Separate out the lines that hold "Webhooks".
start The records
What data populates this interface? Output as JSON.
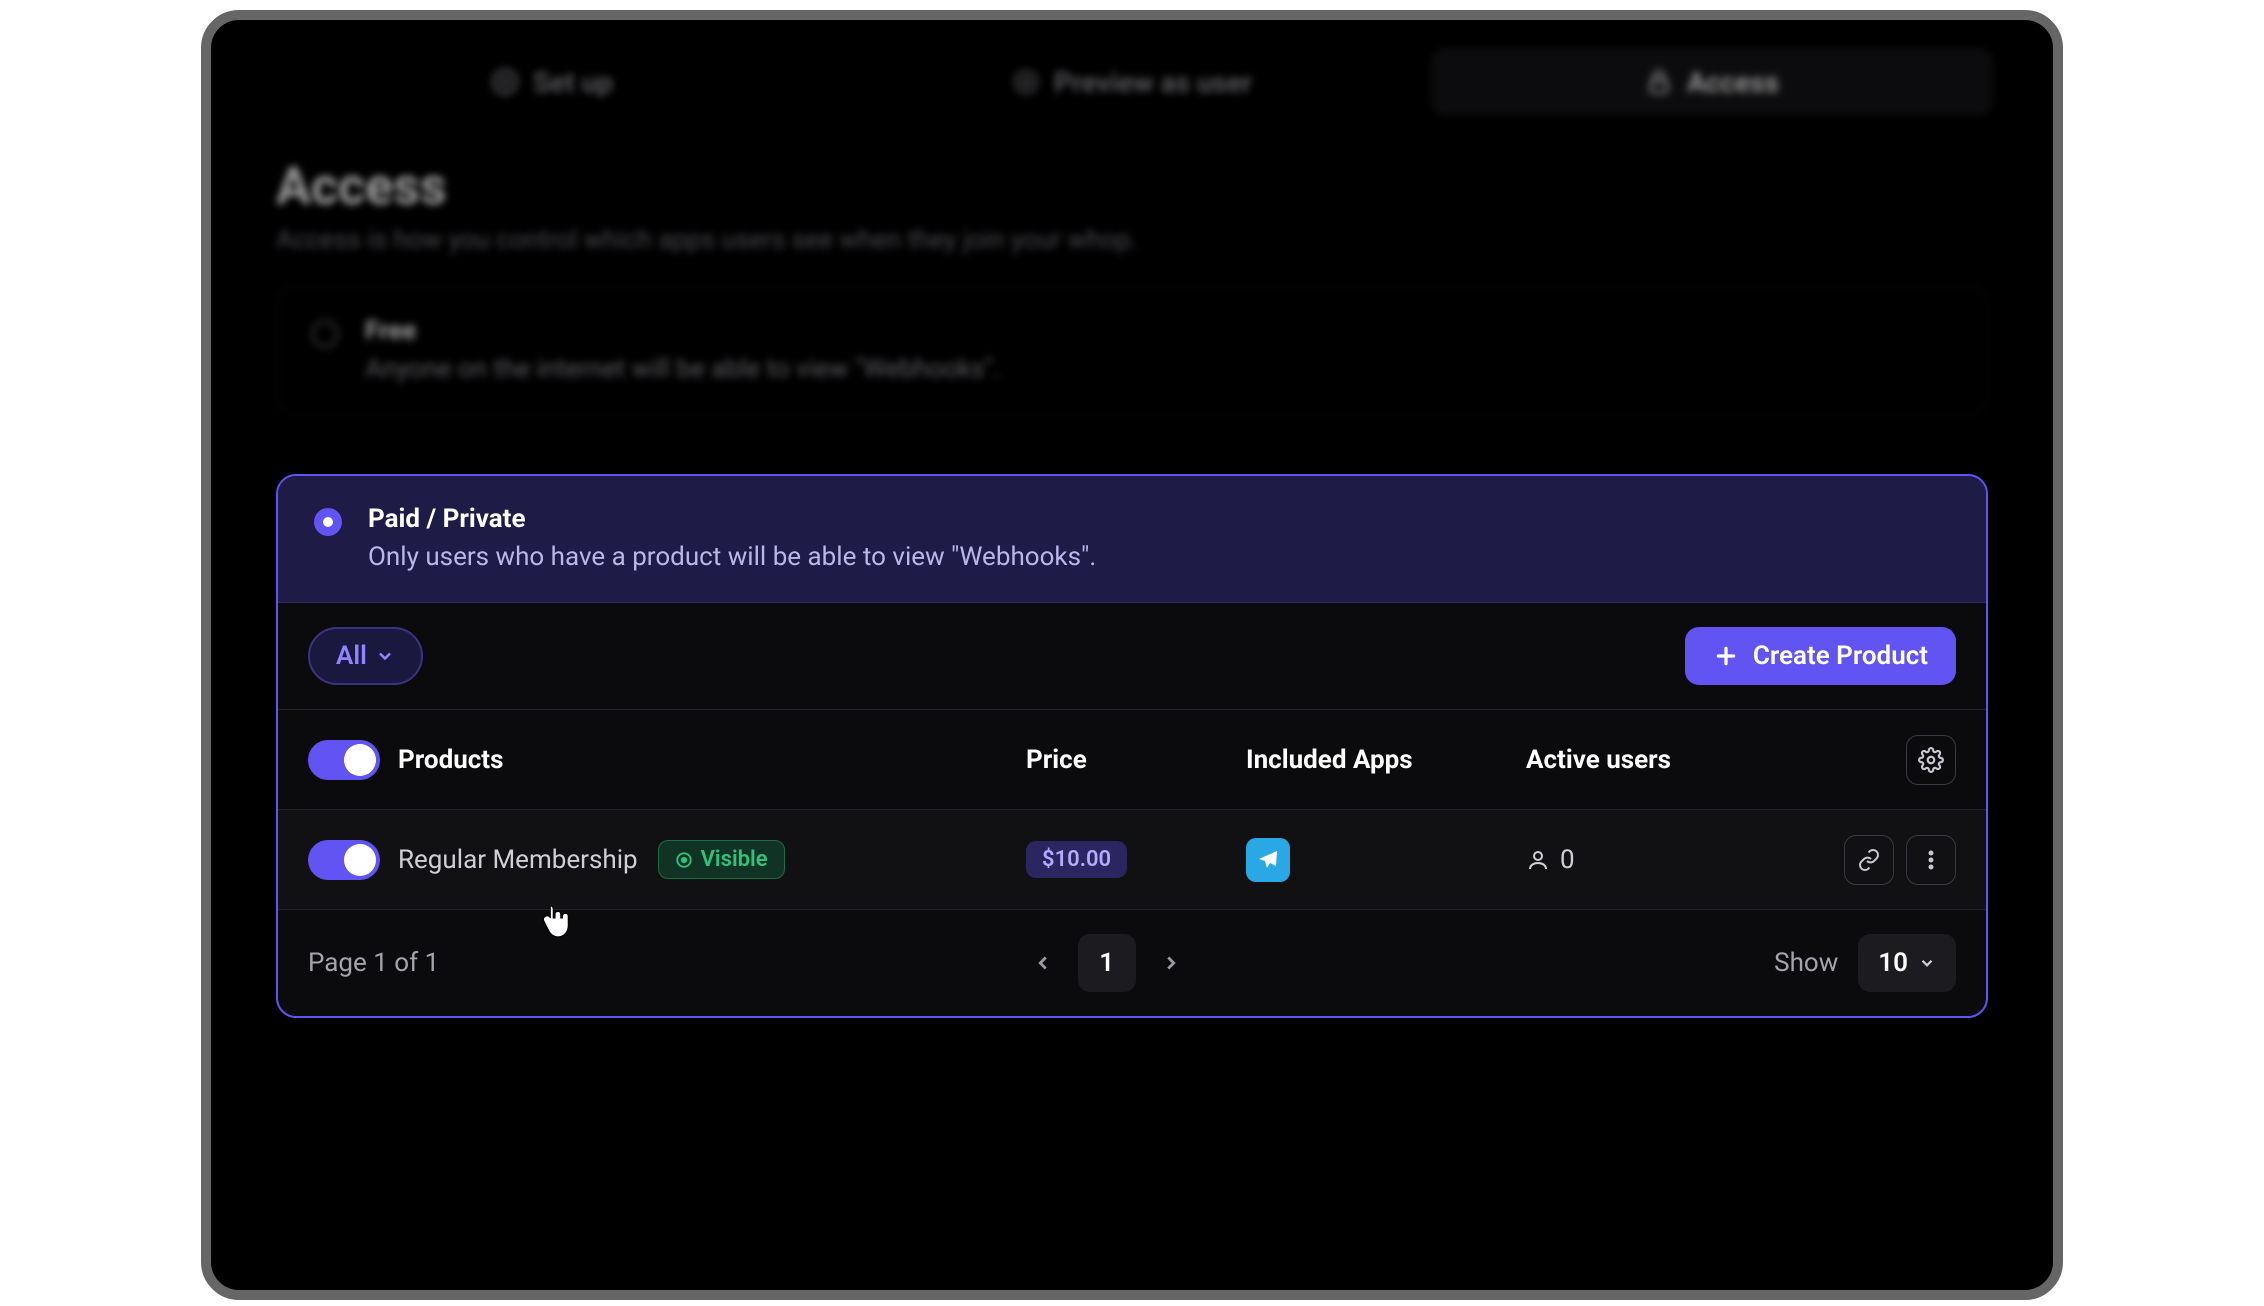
{
  "tabs": {
    "setup": "Set up",
    "preview": "Preview as user",
    "access": "Access"
  },
  "header": {
    "title": "Access",
    "subtitle": "Access is how you control which apps users see when they join your whop."
  },
  "free_card": {
    "title": "Free",
    "desc": "Anyone on the internet will be able to view \"Webhooks\"."
  },
  "paid_card": {
    "title": "Paid / Private",
    "desc": "Only users who have a product will be able to view \"Webhooks\"."
  },
  "toolbar": {
    "filter_label": "All",
    "create_label": "Create Product"
  },
  "columns": {
    "products": "Products",
    "price": "Price",
    "apps": "Included Apps",
    "users": "Active users"
  },
  "row": {
    "name": "Regular Membership",
    "visibility": "Visible",
    "price": "$10.00",
    "active_users": "0"
  },
  "pager": {
    "summary": "Page 1 of 1",
    "current": "1",
    "show_label": "Show",
    "show_value": "10"
  }
}
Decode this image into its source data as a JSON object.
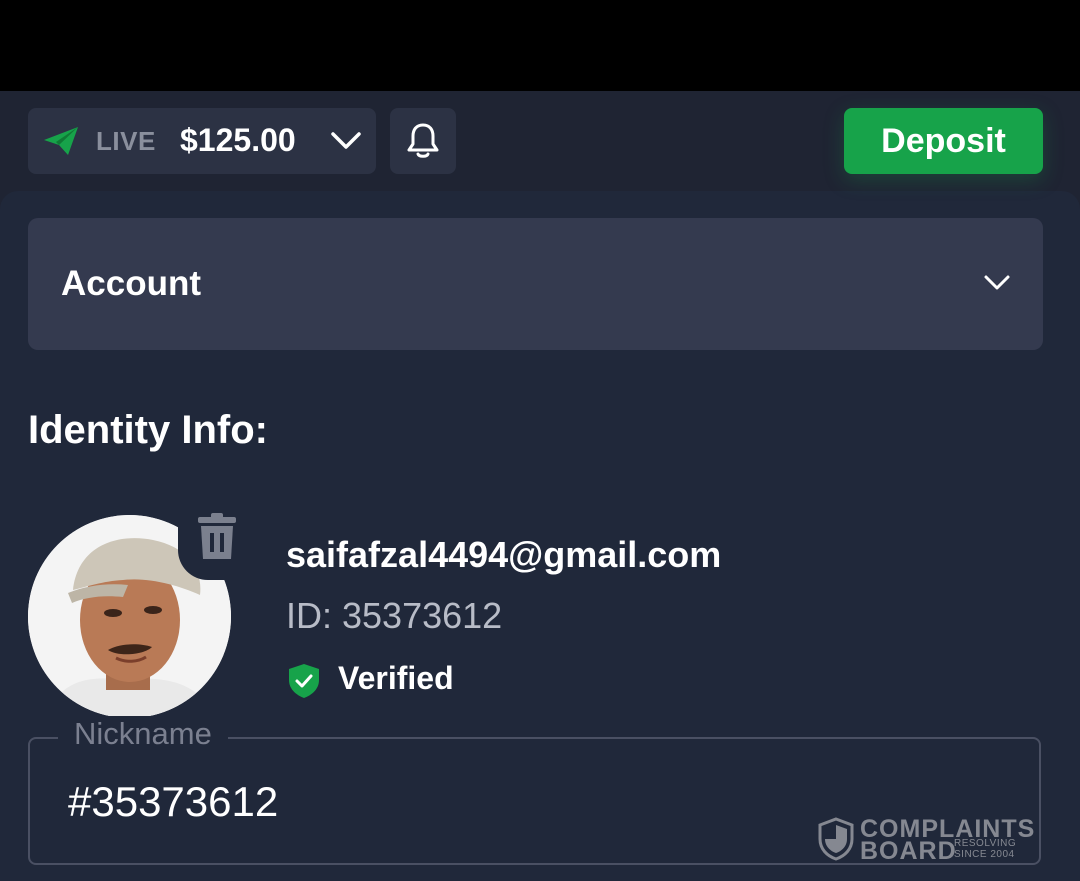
end The records
• _Result for this exercise_
    "desc": "Anyone on the internet will be able to view \"Webhooks\"."
    "desc": "Only users who have a product will be able to view \"Webhooks\"."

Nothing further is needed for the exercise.